What this task involves ▸ Count every line that has "lecture" in it and give the total, nothing more.

Stored rows ▸
◆ ◆ ◆ ◆

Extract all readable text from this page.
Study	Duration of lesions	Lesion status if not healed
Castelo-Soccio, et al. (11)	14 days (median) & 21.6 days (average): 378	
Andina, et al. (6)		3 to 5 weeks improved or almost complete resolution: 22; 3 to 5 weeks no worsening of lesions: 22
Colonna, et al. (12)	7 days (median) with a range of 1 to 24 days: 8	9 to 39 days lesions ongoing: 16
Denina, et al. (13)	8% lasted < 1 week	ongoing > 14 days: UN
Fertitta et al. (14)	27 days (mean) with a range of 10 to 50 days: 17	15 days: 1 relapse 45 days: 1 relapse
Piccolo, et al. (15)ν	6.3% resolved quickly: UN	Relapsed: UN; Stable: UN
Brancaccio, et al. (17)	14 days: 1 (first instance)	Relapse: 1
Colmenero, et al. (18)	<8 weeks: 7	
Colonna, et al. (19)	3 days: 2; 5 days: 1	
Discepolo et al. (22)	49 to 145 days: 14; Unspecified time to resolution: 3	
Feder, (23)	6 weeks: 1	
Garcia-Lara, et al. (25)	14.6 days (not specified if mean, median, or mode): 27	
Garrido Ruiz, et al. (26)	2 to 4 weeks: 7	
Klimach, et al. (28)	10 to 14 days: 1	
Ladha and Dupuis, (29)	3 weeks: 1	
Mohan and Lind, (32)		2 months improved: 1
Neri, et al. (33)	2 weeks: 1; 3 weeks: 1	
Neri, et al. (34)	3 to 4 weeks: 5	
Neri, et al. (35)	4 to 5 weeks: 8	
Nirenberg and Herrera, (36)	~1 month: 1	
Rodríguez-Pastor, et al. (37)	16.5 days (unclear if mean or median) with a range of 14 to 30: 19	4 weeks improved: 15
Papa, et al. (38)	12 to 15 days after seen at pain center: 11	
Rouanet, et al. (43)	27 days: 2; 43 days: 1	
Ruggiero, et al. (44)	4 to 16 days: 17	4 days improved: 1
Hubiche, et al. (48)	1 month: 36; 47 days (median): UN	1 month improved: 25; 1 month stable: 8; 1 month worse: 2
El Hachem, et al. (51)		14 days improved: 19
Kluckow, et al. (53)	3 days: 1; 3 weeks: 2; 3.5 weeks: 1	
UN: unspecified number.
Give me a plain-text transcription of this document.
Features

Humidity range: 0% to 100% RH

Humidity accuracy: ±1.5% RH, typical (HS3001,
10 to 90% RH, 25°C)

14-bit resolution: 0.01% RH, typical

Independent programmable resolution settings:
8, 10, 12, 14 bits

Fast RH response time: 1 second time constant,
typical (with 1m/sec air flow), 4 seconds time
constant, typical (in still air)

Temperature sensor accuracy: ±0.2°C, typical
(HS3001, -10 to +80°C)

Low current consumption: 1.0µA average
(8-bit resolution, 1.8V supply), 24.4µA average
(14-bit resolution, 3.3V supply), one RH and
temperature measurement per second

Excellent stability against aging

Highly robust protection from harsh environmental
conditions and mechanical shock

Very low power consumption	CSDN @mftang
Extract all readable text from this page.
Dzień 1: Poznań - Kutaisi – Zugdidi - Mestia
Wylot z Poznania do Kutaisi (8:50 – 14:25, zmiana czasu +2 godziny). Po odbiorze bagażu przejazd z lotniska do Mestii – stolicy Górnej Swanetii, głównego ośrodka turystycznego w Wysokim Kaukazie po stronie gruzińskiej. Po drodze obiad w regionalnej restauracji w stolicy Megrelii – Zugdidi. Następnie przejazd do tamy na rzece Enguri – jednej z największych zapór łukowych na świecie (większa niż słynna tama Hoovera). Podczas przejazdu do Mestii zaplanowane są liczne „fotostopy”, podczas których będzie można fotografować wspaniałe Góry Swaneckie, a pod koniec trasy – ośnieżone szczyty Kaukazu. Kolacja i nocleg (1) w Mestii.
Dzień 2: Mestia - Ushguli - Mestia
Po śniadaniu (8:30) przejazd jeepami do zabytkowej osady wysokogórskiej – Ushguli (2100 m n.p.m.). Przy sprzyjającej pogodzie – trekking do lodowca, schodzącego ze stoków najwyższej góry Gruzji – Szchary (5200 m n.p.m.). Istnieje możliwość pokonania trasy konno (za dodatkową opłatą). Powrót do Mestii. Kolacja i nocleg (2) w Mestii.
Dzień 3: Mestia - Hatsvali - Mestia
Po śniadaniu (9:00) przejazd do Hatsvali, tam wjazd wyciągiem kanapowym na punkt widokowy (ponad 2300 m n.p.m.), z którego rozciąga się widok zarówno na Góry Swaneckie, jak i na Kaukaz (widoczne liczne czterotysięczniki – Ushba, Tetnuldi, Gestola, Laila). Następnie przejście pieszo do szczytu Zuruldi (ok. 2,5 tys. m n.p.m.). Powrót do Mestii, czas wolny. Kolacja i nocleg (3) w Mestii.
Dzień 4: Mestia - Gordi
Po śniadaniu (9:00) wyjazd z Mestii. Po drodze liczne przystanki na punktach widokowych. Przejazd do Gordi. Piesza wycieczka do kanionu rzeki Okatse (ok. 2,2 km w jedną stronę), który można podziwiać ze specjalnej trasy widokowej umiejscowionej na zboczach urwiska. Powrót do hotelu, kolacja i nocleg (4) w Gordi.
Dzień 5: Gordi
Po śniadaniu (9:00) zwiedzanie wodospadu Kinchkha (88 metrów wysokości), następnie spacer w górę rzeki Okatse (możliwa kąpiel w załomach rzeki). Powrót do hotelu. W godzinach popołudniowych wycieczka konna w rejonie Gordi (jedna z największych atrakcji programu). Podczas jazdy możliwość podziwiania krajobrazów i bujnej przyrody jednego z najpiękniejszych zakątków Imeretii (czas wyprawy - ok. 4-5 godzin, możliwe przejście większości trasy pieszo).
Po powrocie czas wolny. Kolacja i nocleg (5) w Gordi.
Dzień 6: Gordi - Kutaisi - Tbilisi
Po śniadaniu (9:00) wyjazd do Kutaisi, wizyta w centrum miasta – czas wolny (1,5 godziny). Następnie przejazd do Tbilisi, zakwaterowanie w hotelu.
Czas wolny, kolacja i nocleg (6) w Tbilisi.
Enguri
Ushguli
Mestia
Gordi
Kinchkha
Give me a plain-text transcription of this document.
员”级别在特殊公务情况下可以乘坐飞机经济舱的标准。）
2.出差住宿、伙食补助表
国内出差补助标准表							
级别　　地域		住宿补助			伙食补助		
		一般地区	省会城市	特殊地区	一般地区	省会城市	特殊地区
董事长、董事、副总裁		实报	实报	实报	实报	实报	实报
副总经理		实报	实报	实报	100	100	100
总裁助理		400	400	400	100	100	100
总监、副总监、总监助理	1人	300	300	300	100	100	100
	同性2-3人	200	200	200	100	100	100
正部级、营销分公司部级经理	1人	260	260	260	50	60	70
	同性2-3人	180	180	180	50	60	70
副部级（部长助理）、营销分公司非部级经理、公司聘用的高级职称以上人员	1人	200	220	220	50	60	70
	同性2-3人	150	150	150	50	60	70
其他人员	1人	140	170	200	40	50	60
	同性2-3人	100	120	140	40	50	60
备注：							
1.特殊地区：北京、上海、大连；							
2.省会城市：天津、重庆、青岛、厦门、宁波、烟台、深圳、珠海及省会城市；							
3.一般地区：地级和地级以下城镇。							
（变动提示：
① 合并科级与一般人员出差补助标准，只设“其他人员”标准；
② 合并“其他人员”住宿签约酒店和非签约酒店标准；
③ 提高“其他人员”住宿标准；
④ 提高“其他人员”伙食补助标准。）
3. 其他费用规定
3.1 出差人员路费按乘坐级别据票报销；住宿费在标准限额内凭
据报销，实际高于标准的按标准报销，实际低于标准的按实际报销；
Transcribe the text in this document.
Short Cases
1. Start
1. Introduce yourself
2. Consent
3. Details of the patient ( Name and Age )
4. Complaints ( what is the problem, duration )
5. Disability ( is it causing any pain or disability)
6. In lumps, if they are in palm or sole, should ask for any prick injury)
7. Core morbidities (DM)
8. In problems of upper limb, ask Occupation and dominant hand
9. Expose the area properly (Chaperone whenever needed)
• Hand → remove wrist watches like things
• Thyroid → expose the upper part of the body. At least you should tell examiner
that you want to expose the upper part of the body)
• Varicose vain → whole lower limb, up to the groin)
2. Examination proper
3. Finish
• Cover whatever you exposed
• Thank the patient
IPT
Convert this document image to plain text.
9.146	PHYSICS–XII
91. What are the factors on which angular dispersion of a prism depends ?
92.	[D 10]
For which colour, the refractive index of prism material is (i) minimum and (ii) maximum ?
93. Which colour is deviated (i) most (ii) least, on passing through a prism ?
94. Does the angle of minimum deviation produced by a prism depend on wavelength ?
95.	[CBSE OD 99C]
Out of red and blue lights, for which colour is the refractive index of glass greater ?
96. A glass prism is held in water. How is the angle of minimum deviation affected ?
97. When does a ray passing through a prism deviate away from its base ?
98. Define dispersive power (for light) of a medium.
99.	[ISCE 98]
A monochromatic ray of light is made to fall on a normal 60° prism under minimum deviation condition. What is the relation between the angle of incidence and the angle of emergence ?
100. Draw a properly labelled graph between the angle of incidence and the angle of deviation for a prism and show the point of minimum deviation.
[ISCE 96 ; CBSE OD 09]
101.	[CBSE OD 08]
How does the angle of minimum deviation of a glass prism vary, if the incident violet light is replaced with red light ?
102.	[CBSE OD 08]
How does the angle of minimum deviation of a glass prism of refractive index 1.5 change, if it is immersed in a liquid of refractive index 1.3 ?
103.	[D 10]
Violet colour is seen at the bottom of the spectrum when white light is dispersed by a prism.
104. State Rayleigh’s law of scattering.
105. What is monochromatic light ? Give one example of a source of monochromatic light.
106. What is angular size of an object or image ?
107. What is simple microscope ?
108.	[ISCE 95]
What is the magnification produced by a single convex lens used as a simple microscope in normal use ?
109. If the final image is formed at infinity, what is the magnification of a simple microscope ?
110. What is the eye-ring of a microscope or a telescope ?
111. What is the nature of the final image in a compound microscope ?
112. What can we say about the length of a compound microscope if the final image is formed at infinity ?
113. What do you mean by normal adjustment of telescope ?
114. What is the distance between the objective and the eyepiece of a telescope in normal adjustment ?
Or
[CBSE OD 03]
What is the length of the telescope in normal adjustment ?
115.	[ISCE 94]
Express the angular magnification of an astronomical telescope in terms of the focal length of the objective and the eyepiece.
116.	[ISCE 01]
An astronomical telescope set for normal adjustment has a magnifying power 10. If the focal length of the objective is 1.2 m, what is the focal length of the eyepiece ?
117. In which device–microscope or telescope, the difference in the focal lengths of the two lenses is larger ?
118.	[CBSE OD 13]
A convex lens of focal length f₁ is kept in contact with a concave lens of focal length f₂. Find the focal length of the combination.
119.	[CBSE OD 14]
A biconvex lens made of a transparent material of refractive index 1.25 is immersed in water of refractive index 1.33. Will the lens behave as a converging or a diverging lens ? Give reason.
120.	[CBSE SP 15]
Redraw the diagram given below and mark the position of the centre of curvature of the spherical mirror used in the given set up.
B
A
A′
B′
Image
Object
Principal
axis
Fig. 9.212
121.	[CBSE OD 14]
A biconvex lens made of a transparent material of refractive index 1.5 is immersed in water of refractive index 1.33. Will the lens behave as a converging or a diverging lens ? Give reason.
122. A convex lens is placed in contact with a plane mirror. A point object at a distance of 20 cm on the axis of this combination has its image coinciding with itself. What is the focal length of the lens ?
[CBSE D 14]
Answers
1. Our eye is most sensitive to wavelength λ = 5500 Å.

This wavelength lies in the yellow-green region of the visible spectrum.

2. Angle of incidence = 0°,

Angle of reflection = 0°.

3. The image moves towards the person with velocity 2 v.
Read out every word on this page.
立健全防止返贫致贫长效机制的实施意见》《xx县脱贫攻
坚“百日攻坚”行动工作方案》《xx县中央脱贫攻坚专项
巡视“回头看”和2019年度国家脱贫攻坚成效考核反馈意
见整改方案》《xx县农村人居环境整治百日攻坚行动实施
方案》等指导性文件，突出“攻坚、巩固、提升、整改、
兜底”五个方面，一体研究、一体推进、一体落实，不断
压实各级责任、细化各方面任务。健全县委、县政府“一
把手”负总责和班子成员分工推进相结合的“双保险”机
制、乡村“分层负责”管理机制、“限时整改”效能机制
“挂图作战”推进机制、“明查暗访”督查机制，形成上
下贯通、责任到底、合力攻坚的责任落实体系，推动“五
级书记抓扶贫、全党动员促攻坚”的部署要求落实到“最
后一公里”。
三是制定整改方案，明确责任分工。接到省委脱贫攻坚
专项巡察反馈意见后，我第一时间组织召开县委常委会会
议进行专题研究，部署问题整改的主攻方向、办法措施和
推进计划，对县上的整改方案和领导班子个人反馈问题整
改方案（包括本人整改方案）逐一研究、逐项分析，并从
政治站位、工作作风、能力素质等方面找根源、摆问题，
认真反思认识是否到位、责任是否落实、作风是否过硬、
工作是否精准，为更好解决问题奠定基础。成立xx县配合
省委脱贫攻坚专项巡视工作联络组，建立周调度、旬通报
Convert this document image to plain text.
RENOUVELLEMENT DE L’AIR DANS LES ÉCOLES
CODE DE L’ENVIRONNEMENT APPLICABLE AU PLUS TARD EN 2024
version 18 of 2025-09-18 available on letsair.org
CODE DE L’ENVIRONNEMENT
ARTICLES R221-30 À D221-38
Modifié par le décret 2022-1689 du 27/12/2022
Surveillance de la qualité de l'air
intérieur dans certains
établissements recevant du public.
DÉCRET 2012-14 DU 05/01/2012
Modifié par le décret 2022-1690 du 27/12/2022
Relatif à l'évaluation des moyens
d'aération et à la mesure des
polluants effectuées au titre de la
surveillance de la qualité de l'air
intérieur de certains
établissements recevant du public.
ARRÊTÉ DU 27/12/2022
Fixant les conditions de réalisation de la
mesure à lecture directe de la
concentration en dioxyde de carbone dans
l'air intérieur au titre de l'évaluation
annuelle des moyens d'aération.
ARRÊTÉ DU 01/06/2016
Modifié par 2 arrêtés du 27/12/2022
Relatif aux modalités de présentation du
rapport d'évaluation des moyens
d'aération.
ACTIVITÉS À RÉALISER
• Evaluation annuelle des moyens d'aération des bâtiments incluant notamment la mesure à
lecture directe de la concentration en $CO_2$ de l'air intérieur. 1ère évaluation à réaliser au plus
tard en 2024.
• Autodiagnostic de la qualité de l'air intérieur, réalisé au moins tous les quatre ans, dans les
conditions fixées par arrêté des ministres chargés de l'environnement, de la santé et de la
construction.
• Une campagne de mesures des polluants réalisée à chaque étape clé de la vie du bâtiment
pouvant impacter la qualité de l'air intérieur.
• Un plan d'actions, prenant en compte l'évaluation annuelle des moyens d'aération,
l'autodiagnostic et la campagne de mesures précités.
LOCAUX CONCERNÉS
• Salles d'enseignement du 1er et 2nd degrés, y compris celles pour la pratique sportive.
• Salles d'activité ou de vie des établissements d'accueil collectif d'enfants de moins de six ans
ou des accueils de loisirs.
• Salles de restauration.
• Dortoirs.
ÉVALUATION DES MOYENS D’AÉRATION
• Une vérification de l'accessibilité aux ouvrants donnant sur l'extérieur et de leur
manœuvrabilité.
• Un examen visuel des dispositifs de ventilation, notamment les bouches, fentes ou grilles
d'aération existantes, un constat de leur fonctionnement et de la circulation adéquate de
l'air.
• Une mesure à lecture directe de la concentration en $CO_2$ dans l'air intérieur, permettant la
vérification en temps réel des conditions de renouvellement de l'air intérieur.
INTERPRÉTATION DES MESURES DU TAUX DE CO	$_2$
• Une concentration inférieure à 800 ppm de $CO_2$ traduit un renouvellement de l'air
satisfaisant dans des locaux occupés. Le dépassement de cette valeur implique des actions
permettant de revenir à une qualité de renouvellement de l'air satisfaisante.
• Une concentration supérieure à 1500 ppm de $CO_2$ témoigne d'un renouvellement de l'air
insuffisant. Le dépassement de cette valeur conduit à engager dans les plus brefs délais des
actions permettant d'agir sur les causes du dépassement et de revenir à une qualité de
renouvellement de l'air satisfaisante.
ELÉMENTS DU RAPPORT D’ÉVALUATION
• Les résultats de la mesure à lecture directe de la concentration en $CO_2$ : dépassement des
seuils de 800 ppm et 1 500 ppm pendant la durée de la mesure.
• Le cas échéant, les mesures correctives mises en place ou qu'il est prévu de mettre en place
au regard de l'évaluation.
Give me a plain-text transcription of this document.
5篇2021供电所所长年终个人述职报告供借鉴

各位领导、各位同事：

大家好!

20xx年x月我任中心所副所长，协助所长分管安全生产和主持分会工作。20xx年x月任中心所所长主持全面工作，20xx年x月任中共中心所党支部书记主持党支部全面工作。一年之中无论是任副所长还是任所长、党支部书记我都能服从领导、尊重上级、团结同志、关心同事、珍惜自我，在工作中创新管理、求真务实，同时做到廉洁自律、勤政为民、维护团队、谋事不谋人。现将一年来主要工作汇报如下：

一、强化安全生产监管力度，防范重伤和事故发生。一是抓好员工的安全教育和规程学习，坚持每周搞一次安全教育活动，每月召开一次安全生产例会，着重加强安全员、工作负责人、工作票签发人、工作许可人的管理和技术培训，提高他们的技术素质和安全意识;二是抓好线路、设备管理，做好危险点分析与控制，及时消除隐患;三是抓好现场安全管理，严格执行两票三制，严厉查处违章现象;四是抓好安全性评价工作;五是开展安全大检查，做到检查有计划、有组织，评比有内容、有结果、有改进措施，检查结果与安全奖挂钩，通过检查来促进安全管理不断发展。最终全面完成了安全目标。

◆ ◆ ◆ ◆

Final result ▸ 4